↓↓↓
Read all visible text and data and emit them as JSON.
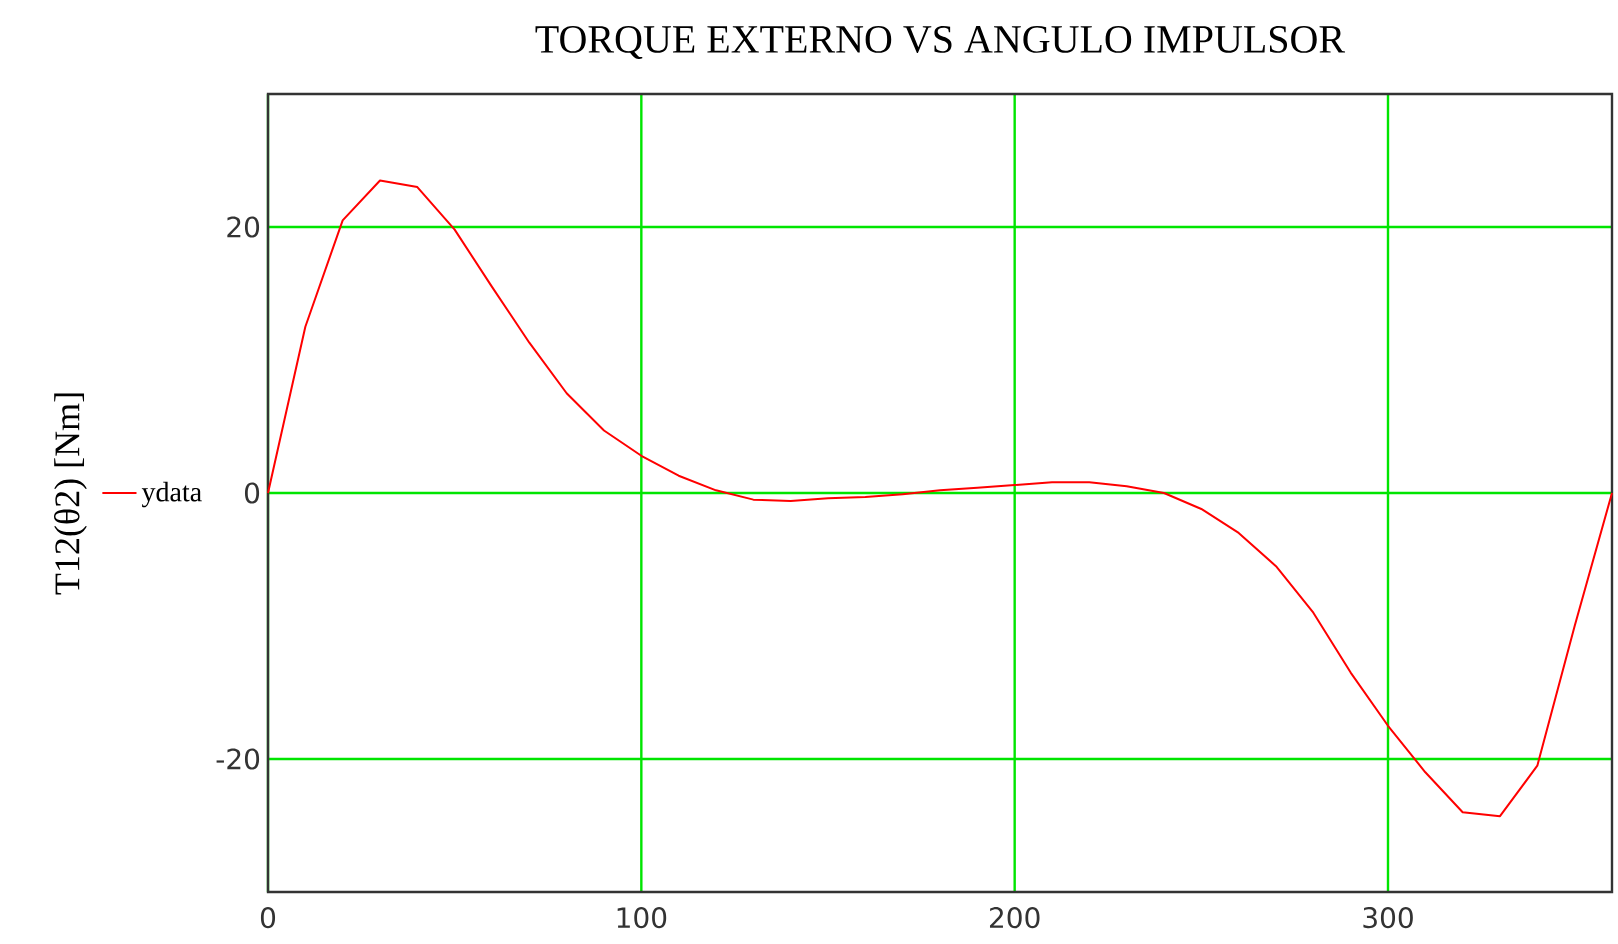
{
  "chart_data": {
    "type": "line",
    "title": "TORQUE EXTERNO VS ANGULO IMPULSOR",
    "ylabel": "T12(θ2) [Nm]",
    "x": [
      0,
      10,
      20,
      30,
      40,
      50,
      60,
      70,
      80,
      90,
      100,
      110,
      120,
      130,
      140,
      150,
      160,
      170,
      180,
      190,
      200,
      210,
      220,
      230,
      240,
      250,
      260,
      270,
      280,
      290,
      300,
      310,
      320,
      330,
      340,
      350,
      360
    ],
    "series": [
      {
        "name": "ydata",
        "color": "#ff0000",
        "values": [
          0,
          12.5,
          20.5,
          23.5,
          23,
          19.8,
          15.5,
          11.3,
          7.5,
          4.7,
          2.8,
          1.3,
          0.2,
          -0.5,
          -0.6,
          -0.4,
          -0.3,
          -0.1,
          0.2,
          0.4,
          0.6,
          0.8,
          0.8,
          0.5,
          0,
          -1.2,
          -3,
          -5.5,
          -9,
          -13.5,
          -17.5,
          -21,
          -24,
          -24.3,
          -20.5,
          -10,
          0
        ]
      }
    ],
    "xlim": [
      0,
      360
    ],
    "ylim": [
      -30,
      30
    ],
    "xticks": [
      0,
      100,
      200,
      300
    ],
    "yticks": [
      -20,
      0,
      20
    ],
    "grid": true,
    "legend": "left",
    "marker": "none",
    "line_style": "solid"
  }
}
↑↑↑
### Problem to solve
Give back every line exactly as it stands, pictures excluded.

### Answer to this task
Read all visible text and data and emit them as JSON.
{
  "chart_data": {
    "type": "line",
    "title": "TORQUE EXTERNO VS ANGULO IMPULSOR",
    "ylabel": "T12(θ2) [Nm]",
    "x": [
      0,
      10,
      20,
      30,
      40,
      50,
      60,
      70,
      80,
      90,
      100,
      110,
      120,
      130,
      140,
      150,
      160,
      170,
      180,
      190,
      200,
      210,
      220,
      230,
      240,
      250,
      260,
      270,
      280,
      290,
      300,
      310,
      320,
      330,
      340,
      350,
      360
    ],
    "series": [
      {
        "name": "ydata",
        "color": "#ff0000",
        "values": [
          0,
          12.5,
          20.5,
          23.5,
          23,
          19.8,
          15.5,
          11.3,
          7.5,
          4.7,
          2.8,
          1.3,
          0.2,
          -0.5,
          -0.6,
          -0.4,
          -0.3,
          -0.1,
          0.2,
          0.4,
          0.6,
          0.8,
          0.8,
          0.5,
          0,
          -1.2,
          -3,
          -5.5,
          -9,
          -13.5,
          -17.5,
          -21,
          -24,
          -24.3,
          -20.5,
          -10,
          0
        ]
      }
    ],
    "xlim": [
      0,
      360
    ],
    "ylim": [
      -30,
      30
    ],
    "xticks": [
      0,
      100,
      200,
      300
    ],
    "yticks": [
      -20,
      0,
      20
    ],
    "grid": true,
    "legend": "left",
    "marker": "none",
    "line_style": "solid"
  }
}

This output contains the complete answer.